> **GIVEN REQUEST**
Each line of the material below that holds the word "JSON" needs to be copied.

> **PROVIDED DATA**

= = = =

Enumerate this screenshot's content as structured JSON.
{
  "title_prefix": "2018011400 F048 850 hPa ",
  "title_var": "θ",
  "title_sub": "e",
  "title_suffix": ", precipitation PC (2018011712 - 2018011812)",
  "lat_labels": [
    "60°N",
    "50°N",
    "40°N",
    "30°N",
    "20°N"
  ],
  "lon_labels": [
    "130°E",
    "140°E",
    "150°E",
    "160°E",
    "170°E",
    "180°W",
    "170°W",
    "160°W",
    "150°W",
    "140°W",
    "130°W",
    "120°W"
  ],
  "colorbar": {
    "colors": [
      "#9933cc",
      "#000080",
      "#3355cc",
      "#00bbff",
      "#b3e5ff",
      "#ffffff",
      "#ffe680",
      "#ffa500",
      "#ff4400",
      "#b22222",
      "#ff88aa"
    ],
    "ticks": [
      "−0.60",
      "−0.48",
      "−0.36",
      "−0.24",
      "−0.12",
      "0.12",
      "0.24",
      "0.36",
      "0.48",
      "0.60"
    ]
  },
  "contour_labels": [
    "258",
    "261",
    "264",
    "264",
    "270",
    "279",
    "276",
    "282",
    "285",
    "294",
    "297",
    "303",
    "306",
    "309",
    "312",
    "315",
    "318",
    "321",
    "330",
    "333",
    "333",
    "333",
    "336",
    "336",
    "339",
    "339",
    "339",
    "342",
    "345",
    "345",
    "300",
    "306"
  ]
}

= = = =

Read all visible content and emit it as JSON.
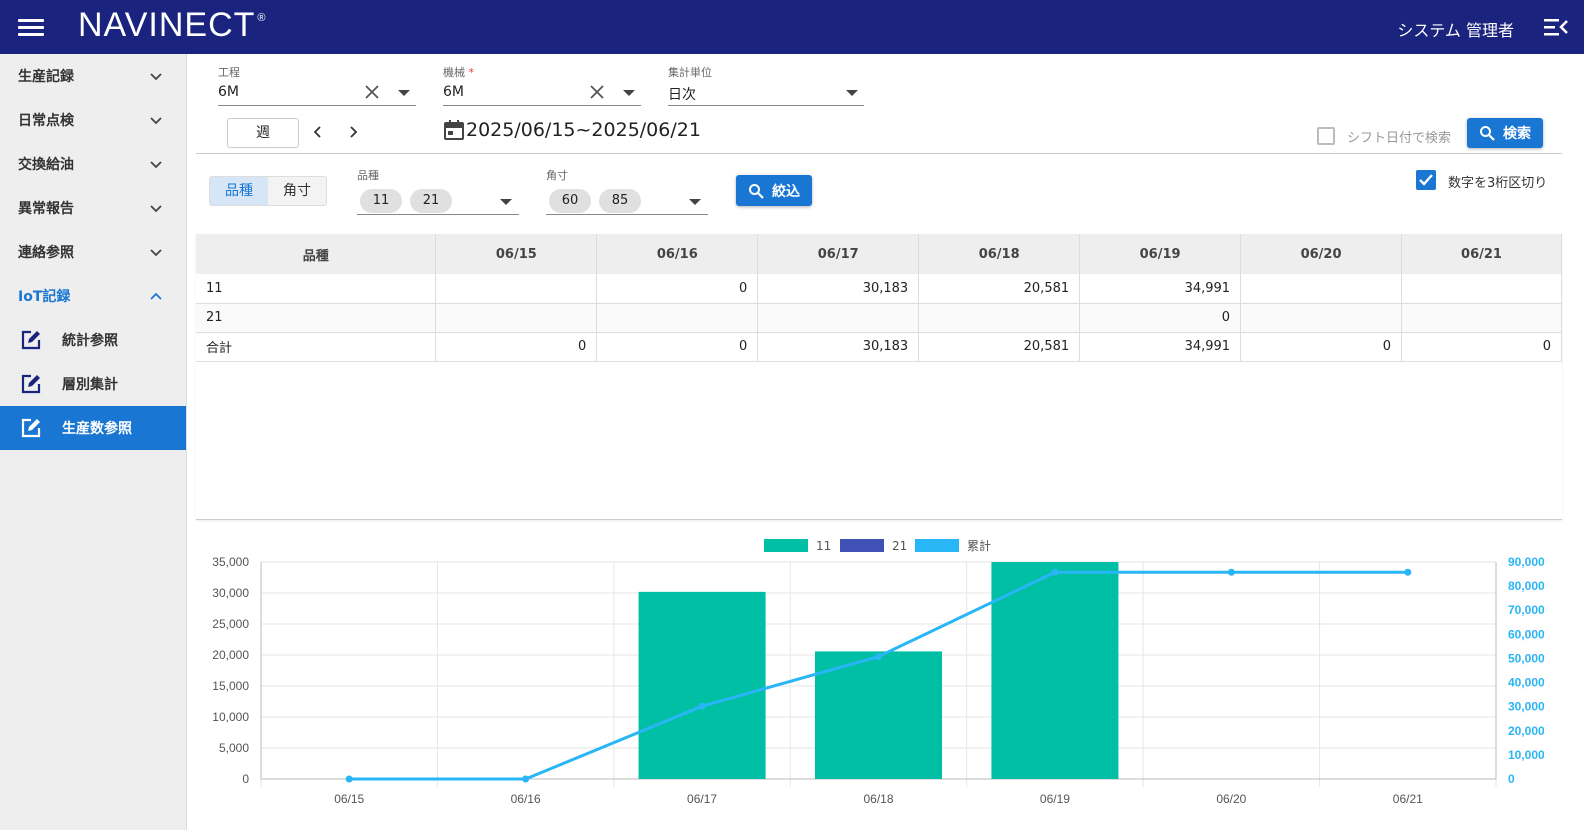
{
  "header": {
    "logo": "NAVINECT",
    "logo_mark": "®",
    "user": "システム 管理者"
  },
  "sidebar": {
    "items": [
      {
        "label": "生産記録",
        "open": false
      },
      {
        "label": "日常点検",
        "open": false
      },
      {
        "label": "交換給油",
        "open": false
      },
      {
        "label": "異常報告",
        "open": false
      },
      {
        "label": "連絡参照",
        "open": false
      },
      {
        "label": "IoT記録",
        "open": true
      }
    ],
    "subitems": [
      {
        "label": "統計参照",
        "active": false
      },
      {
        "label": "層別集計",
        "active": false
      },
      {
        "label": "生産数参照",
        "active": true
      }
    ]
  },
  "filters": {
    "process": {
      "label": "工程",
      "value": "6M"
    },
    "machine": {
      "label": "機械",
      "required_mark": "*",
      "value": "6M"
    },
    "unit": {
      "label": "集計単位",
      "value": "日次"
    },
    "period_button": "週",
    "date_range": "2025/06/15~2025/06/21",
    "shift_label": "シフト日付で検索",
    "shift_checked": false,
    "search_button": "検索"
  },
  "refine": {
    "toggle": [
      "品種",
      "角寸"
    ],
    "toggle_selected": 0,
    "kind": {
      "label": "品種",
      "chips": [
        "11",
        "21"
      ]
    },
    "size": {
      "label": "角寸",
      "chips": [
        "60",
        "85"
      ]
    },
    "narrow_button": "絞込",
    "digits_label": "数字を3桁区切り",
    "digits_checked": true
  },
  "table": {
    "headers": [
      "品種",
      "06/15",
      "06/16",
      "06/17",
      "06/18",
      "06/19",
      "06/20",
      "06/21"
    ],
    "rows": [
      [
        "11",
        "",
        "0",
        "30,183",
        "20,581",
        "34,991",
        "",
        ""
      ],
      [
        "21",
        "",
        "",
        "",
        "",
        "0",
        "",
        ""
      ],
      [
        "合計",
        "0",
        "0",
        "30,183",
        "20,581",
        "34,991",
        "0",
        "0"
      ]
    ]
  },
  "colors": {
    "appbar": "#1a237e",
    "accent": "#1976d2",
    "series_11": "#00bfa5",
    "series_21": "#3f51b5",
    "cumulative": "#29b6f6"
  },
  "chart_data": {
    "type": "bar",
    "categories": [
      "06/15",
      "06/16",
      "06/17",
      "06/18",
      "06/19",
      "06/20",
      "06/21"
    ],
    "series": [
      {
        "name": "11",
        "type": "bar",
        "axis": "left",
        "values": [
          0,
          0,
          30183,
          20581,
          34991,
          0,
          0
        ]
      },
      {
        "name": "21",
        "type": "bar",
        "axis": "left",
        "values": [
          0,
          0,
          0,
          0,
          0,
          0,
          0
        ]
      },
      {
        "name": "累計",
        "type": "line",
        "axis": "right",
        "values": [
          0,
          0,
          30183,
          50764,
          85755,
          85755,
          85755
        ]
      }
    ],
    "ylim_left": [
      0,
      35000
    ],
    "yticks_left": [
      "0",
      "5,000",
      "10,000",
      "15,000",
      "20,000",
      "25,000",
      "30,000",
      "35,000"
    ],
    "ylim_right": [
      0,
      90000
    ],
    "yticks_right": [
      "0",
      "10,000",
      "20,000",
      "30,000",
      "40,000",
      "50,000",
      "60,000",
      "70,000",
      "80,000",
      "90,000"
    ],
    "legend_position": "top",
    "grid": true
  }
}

= = = =

> **RESULT OF THIS TASK**
Enumerate this screenshot's content as structured JSON.
Read all visible content and emit it as JSON.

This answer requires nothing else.